WRITTEN TASK =
Please list all lines of the material below in which the string "Inputs" occurs.

TASK DATA =
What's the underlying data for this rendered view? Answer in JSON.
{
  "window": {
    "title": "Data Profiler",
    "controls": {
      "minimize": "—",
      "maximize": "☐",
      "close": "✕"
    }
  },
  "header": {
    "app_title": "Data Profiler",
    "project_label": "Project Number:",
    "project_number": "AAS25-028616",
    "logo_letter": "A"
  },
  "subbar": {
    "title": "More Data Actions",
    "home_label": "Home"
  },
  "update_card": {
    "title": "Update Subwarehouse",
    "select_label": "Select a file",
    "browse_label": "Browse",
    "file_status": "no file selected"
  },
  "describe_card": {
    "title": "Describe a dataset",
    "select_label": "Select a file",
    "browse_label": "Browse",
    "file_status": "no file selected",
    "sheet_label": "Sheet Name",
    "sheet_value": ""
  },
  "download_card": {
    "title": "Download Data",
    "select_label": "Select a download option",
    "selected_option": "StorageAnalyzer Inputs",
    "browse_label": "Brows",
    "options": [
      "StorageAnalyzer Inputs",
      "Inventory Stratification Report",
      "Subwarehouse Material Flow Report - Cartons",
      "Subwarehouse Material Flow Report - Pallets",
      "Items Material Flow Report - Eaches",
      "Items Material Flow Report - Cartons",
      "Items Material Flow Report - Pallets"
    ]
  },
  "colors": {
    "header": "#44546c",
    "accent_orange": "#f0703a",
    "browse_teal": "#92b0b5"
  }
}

SOLVED EXERCISE =
    "selected_option": "StorageAnalyzer Inputs",
      "StorageAnalyzer Inputs",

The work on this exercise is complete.